What you have to do »
Your task is to give the number of lines in the listing that include "value", and nothing else.

Dataset items »
--- --- ---
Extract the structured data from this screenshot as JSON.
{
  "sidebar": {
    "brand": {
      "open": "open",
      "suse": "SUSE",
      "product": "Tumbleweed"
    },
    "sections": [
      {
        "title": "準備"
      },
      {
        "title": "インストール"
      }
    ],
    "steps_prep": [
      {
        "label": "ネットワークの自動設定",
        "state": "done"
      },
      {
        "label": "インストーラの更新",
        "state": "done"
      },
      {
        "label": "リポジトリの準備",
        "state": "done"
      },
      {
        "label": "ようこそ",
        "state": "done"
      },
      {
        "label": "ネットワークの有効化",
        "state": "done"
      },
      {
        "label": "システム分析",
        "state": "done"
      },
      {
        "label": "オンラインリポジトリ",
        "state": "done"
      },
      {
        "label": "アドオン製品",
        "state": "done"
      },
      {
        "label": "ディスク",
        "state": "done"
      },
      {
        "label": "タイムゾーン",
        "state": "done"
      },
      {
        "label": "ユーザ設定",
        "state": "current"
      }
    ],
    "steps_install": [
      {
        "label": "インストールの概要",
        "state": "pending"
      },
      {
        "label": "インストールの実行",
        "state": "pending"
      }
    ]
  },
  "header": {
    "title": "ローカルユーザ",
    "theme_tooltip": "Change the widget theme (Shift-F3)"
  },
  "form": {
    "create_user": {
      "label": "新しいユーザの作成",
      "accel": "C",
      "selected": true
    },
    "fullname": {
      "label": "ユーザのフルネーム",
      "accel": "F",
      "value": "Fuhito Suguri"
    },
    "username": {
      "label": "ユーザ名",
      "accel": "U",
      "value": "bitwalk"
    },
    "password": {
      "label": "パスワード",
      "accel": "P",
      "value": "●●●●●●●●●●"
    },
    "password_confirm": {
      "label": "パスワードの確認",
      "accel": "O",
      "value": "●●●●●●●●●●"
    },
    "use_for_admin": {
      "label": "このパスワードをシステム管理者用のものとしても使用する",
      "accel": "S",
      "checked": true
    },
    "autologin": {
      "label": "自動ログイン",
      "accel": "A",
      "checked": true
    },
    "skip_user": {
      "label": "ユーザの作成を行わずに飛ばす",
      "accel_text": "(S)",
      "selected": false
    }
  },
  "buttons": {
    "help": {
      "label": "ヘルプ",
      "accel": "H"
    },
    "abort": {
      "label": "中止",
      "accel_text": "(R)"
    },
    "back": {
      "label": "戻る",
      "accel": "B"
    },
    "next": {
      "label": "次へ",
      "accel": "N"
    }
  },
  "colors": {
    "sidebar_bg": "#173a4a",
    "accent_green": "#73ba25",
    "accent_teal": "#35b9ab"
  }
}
--- --- ---
Correct answer »
4